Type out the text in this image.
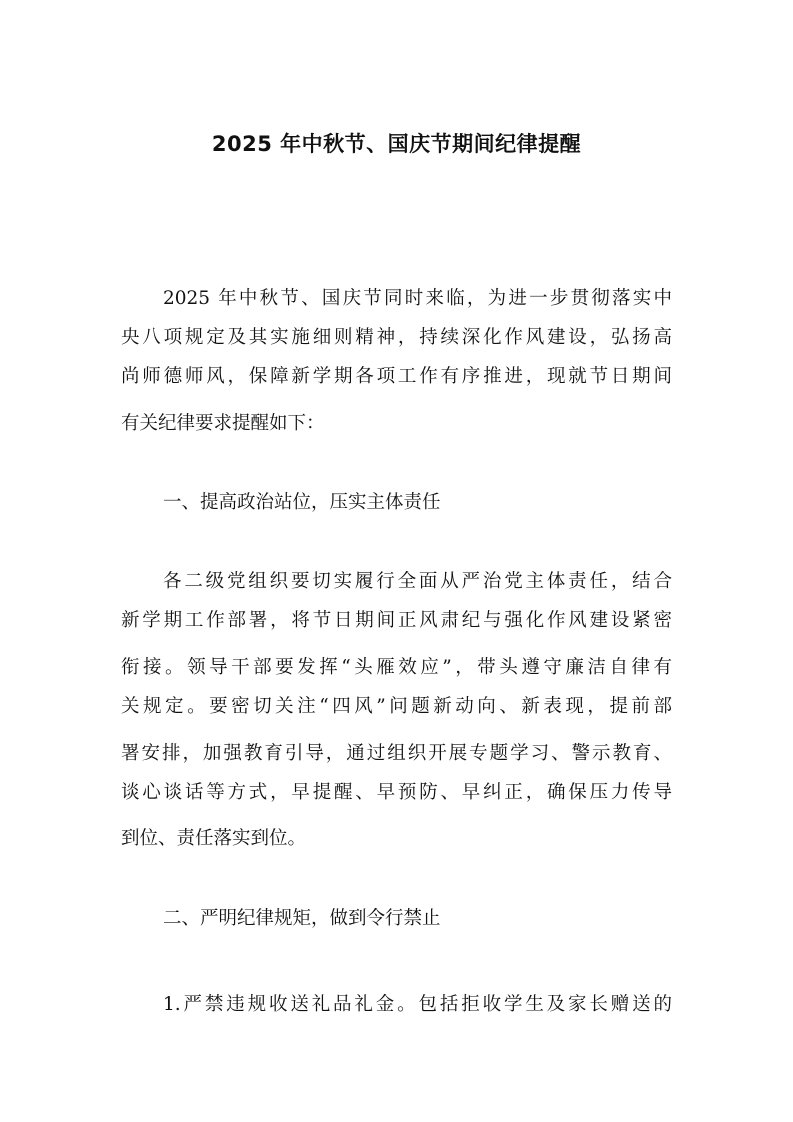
2025 年中秋节、国庆节期间纪律提醒
2025 年中秋节、国庆节同时来临，为进一步贯彻落实中
央八项规定及其实施细则精神，持续深化作风建设，弘扬高
尚师德师风，保障新学期各项工作有序推进，现就节日期间
有关纪律要求提醒如下：
一、提高政治站位，压实主体责任
各二级党组织要切实履行全面从严治党主体责任，结合
新学期工作部署，将节日期间正风肃纪与强化作风建设紧密
衔接。领导干部要发挥“头雁效应”，带头遵守廉洁自律有
关规定。要密切关注“四风”问题新动向、新表现，提前部
署安排，加强教育引导，通过组织开展专题学习、警示教育、
谈心谈话等方式，早提醒、早预防、早纠正，确保压力传导
到位、责任落实到位。
二、严明纪律规矩，做到令行禁止
1.严禁违规收送礼品礼金。包括拒收学生及家长赠送的
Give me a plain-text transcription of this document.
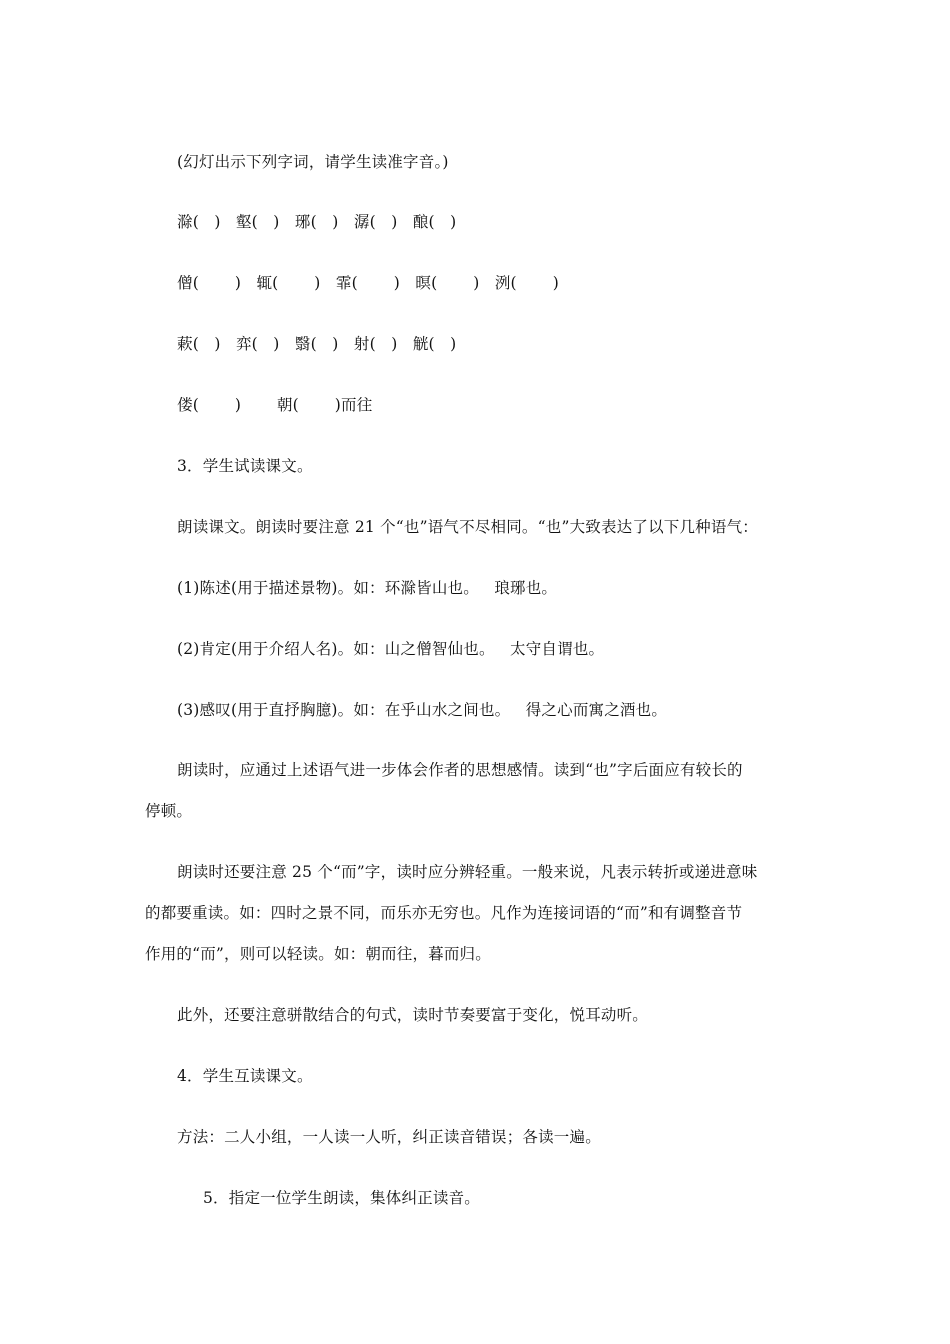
(幻灯出示下列字词，请学生读准字音。)
滁(   )   壑(   )   琊(   )   潺(   )   酿(   )
僧(       )   辄(       )   霏(       )   暝(       )   洌(       )
蔌(   )   弈(   )   翳(   )   射(   )   觥(   )
偻(       )       朝(       )而往
3．学生试读课文。
朗读课文。朗读时要注意 21 个“也”语气不尽相同。“也”大致表达了以下几种语气：
(1)陈述(用于描述景物)。如：环滁皆山也。   琅琊也。
(2)肯定(用于介绍人名)。如：山之僧智仙也。   太守自谓也。
(3)感叹(用于直抒胸臆)。如：在乎山水之间也。   得之心而寓之酒也。
朗读时，应通过上述语气进一步体会作者的思想感情。读到“也”字后面应有较长的
停顿。
朗读时还要注意 25 个“而”字，读时应分辨轻重。一般来说，凡表示转折或递进意味
的都要重读。如：四时之景不同，而乐亦无穷也。凡作为连接词语的“而”和有调整音节
作用的“而”，则可以轻读。如：朝而往，暮而归。
此外，还要注意骈散结合的句式，读时节奏要富于变化，悦耳动听。
4．学生互读课文。
方法：二人小组，一人读一人听，纠正读音错误；各读一遍。
5．指定一位学生朗读，集体纠正读音。
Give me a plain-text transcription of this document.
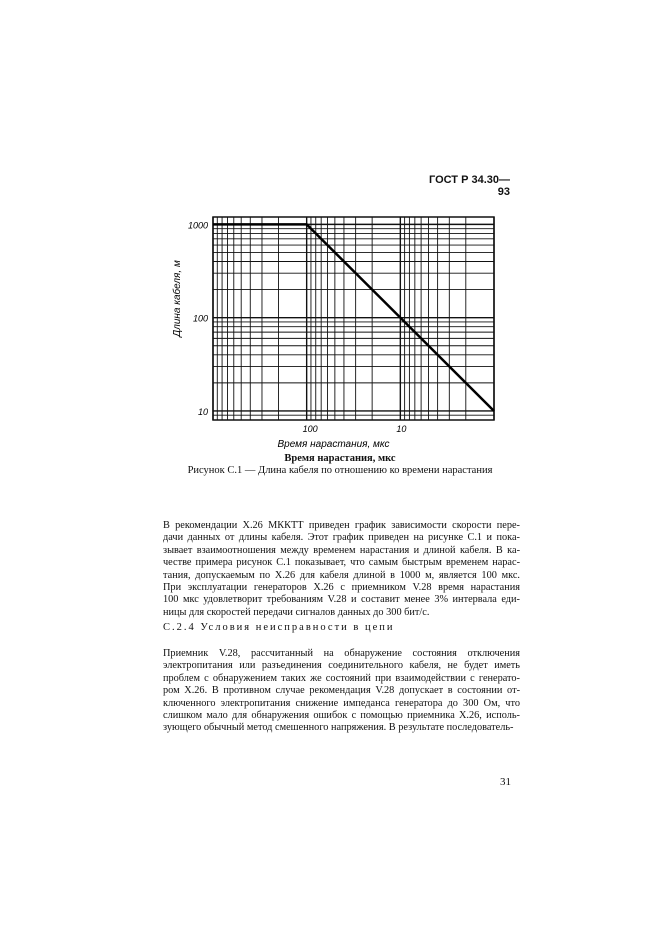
ГОСТ Р 34.30—93
100	10
1000
100
10
Время нарастания, мкс
Длина кабеля, м
Время нарастания, мкс
Рисунок С.1 — Длина кабеля по отношению ко времени нарастания
В рекомендации X.26 МККТТ приведен график зависимости скорости пере-
дачи данных от длины кабеля. Этот график приведен на рисунке С.1 и пока-
зывает взаимоотношения между временем нарастания и длиной кабеля. В ка-
честве примера рисунок С.1 показывает, что самым быстрым временем нарас-
тания, допускаемым по X.26 для кабеля длиной в 1000 м, является 100 мкс.
При эксплуатации генераторов X.26 с приемником V.28 время нарастания
100 мкс удовлетворит требованиям V.28 и составит менее 3% интервала еди-
ницы для скоростей передачи сигналов данных до 300 бит/с.
С.2.4 Условия неисправности в цепи
Приемник V.28, рассчитанный на обнаружение состояния отключения
электропитания или разъединения соединительного кабеля, не будет иметь
проблем с обнаружением таких же состояний при взаимодействии с генерато-
ром X.26. В противном случае рекомендация V.28 допускает в состоянии от-
ключенного электропитания снижение импеданса генератора до 300 Ом, что
слишком мало для обнаружения ошибок с помощью приемника X.26, исполь-
зующего обычный метод смешенного напряжения. В результате последователь-
31
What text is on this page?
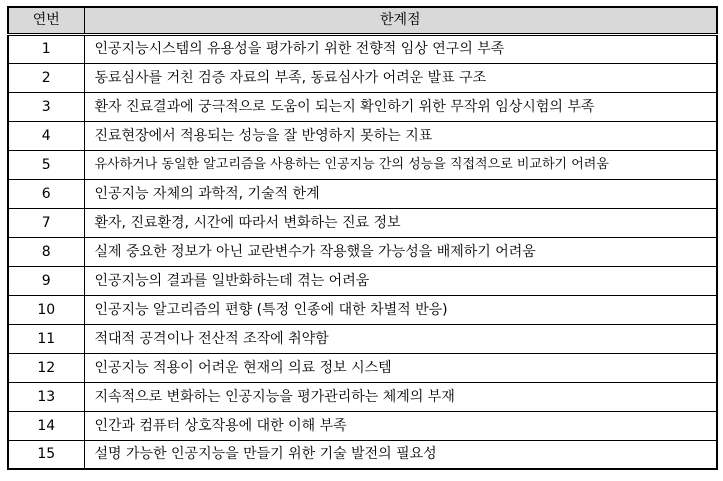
연번	한계점
1	인공지능시스템의 유용성을 평가하기 위한 전향적 임상 연구의 부족
2	동료심사를 거친 검증 자료의 부족, 동료심사가 어려운 발표 구조
3	환자 진료결과에 궁극적으로 도움이 되는지 확인하기 위한 무작위 임상시험의 부족
4	진료현장에서 적용되는 성능을 잘 반영하지 못하는 지표
5	유사하거나 동일한 알고리즘을 사용하는 인공지능 간의 성능을 직접적으로 비교하기 어려움
6	인공지능 자체의 과학적, 기술적 한계
7	환자, 진료환경, 시간에 따라서 변화하는 진료 정보
8	실제 중요한 정보가 아닌 교란변수가 작용했을 가능성을 배제하기 어려움
9	인공지능의 결과를 일반화하는데 겪는 어려움
10	인공지능 알고리즘의 편향 (특정 인종에 대한 차별적 반응)
11	적대적 공격이나 전산적 조작에 취약함
12	인공지능 적용이 어려운 현재의 의료 정보 시스템
13	지속적으로 변화하는 인공지능을 평가관리하는 체계의 부재
14	인간과 컴퓨터 상호작용에 대한 이해 부족
15	설명 가능한 인공지능을 만들기 위한 기술 발전의 필요성
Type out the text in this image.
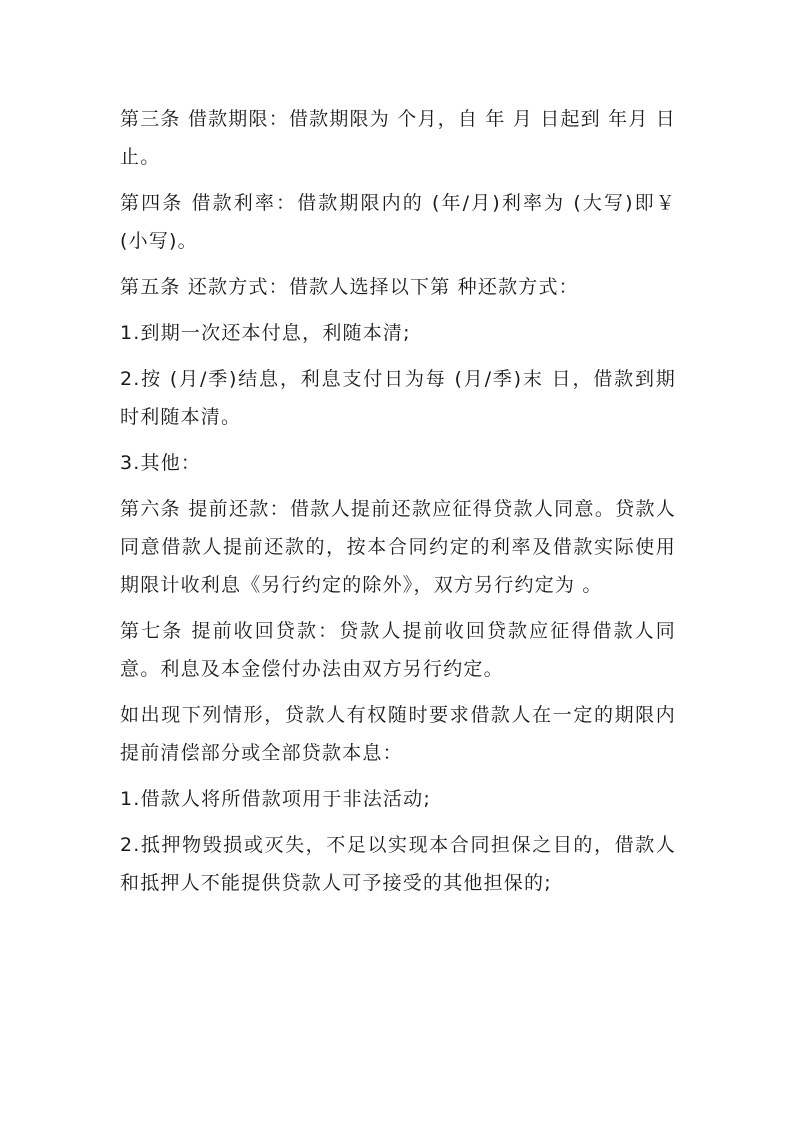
第三条 借款期限：借款期限为 个月，自 年 月 日起到 年月 日止。

第四条 借款利率：借款期限内的 (年/月)利率为 (大写)即￥ (小写)。

第五条 还款方式：借款人选择以下第 种还款方式：

1.到期一次还本付息，利随本清;

2.按 (月/季)结息，利息支付日为每 (月/季)末 日，借款到期时利随本清。

3.其他：

第六条 提前还款：借款人提前还款应征得贷款人同意。贷款人同意借款人提前还款的，按本合同约定的利率及借款实际使用期限计收利息《另行约定的除外》，双方另行约定为 。

第七条 提前收回贷款：贷款人提前收回贷款应征得借款人同意。利息及本金偿付办法由双方另行约定。

如出现下列情形，贷款人有权随时要求借款人在一定的期限内提前清偿部分或全部贷款本息：

1.借款人将所借款项用于非法活动;

2.抵押物毁损或灭失，不足以实现本合同担保之目的，借款人和抵押人不能提供贷款人可予接受的其他担保的;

→ **TASK TO CARRY OUT**
Using the material above, gather every line that includes "временем".

→ **SOLUTION FOR THIS EXERCISE**
зывает взаимоотношения между временем нарастания и длиной кабеля. В ка-
честве примера рисунок С.1 показывает, что самым быстрым временем нарас-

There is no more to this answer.